● **REQUEST**:
Can you retype, in full and character for character, the email excerpt below about using reduce versus for-loops, including every ">" quote marker?

● **SOURCE EXCERPT**:

--- start ---

At 04:43 PM 5/23/2002, Paul Prescod wrote:
>Guy Steele - Sun Microsystems Labs wrote:
> >
> >...
> >
> > This is interesting data, and an interesting follow-up
> > questions would be:  Are there any places in that 50,000
> > lines of code where reduce *could* have been used but some
> > other programming idiom was used instead?
>A little hard to check with a grep but it sort of stands to reason. I
>would never think to use reduce in my code.
> > ... And, if so, what
> > are the reasons that other idioms were used instead of reduce?
>You learn the for-loop in programming 101. You can't, in general, avoid
>using it in Python for very long. You can get away without using reduce.
>IMHO, you can increase code consistency (and thus readability) by using
>for-loops instead of reduce.
>Pattern 1:
> >>> x = reduce(lambda y,z:y+z, range(2,20))
>Pattern 2:
> >>> x=0
> >>> for i in range(2,20): x+=i
>Three statements rather than one, but two variables rather than three,
>and 0 functions. And dumping a lambda is almost always a good idea.

--- end ---

● **RECORDED DATA**:
--- start ---

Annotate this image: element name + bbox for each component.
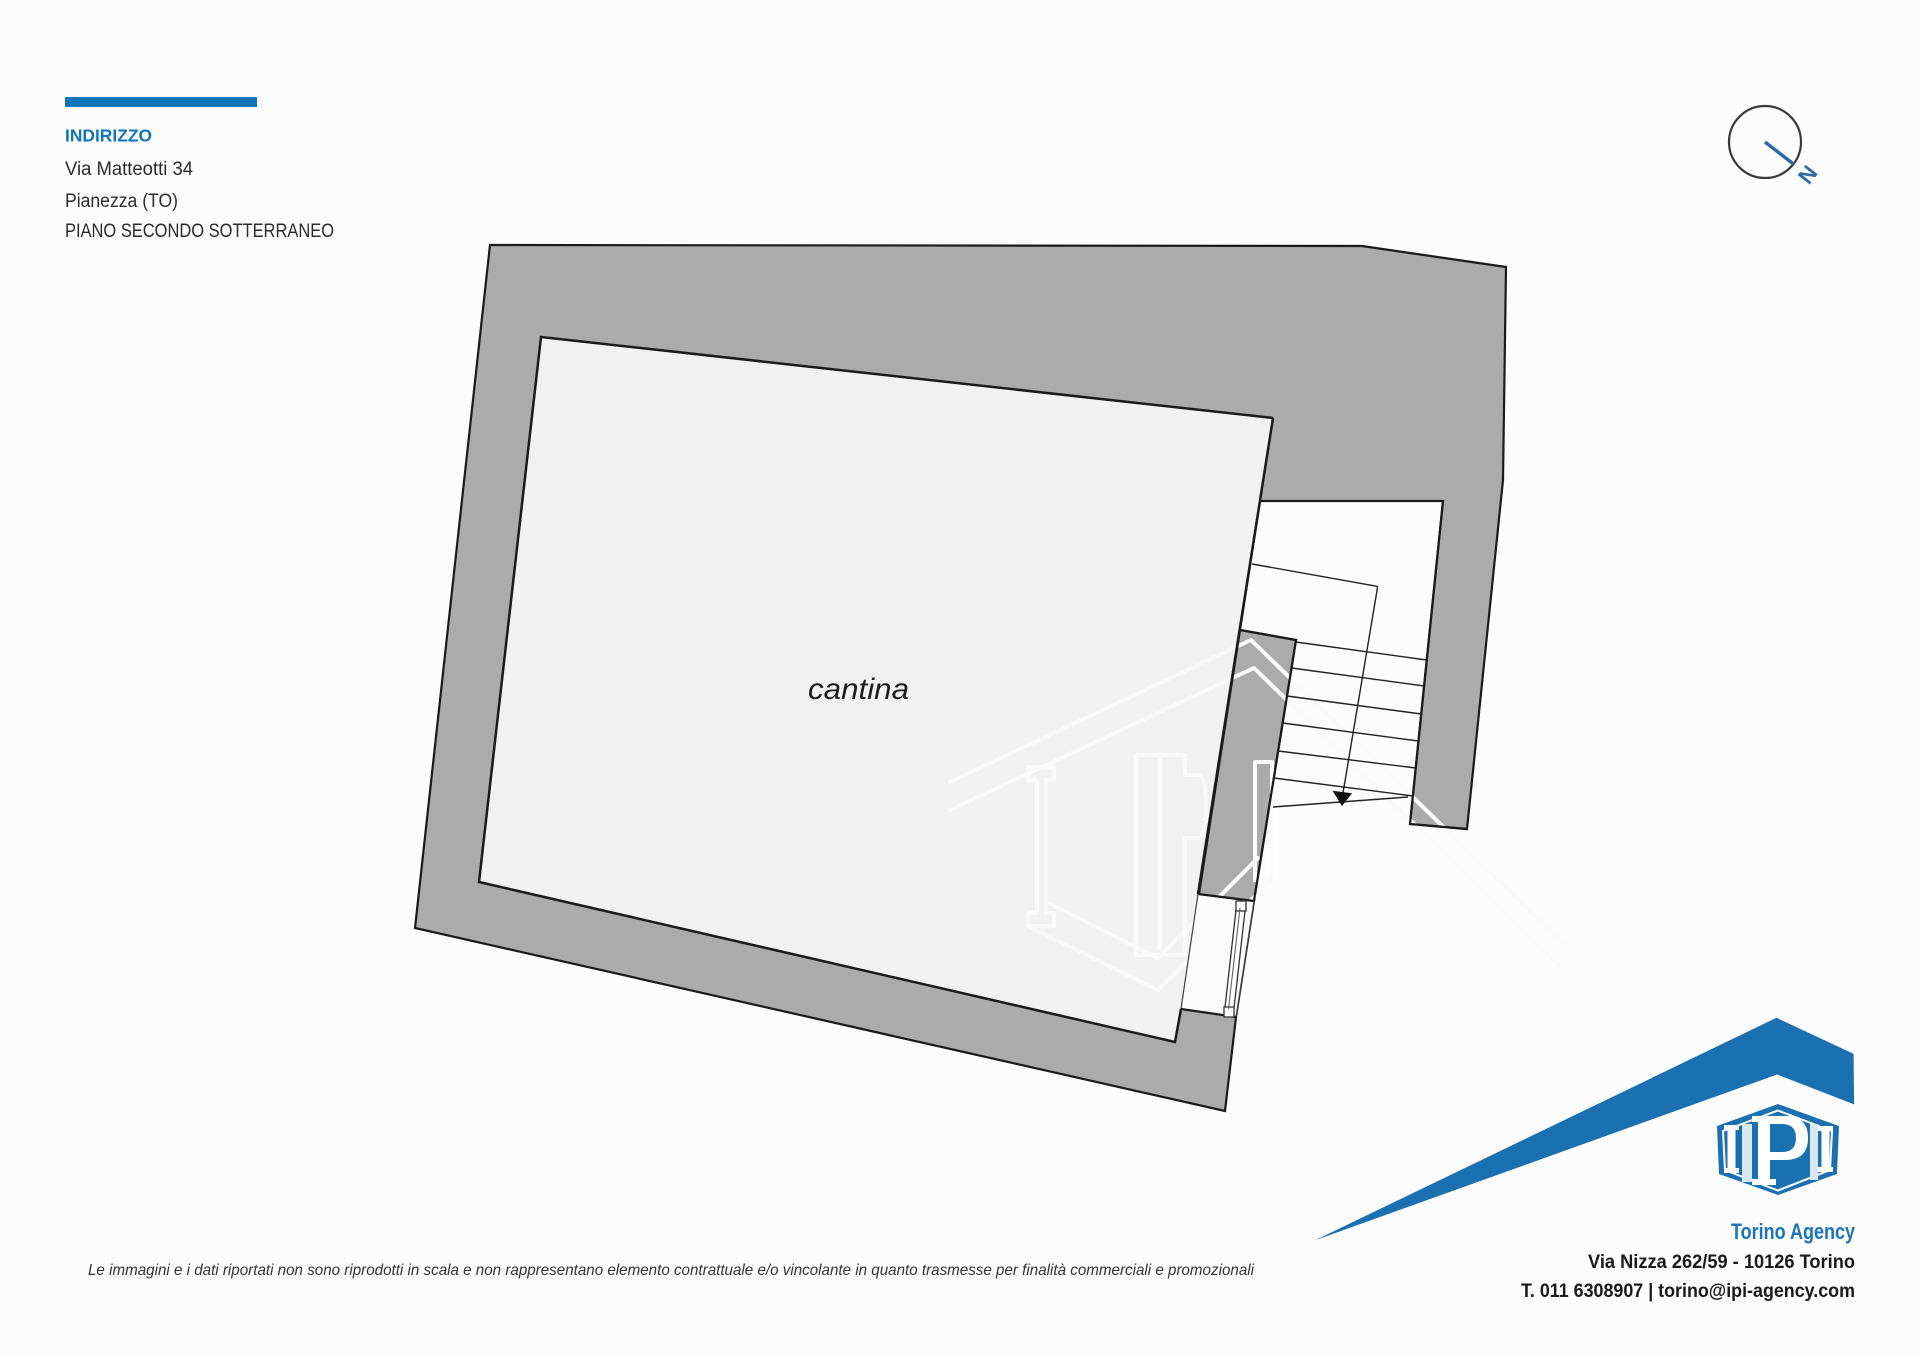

--- end ---

● **RESULT BELOW**:
At 04:43 PM 5/23/2002, Paul Prescod wrote:
>Guy Steele - Sun Microsystems Labs wrote:
> >
> >...
> >
> > This is interesting data, and an interesting follow-up
> > questions would be:  Are there any places in that 50,000
> > lines of code where reduce *could* have been used but some
> > other programming idiom was used instead?
>A little hard to check with a grep but it sort of stands to reason. I
>would never think to use reduce in my code.
> > ... And, if so, what
> > are the reasons that other idioms were used instead of reduce?
>You learn the for-loop in programming 101. You can't, in general, avoid
>using it in Python for very long. You can get away without using reduce.
>IMHO, you can increase code consistency (and thus readability) by using
>for-loops instead of reduce.
>Pattern 1:
> >>> x = reduce(lambda y,z:y+z, range(2,20))
>Pattern 2:
> >>> x=0
> >>> for i in range(2,20): x+=i
>Three statements rather than one, but two variables rather than three,
>and 0 functions. And dumping a lambda is almost always a good idea.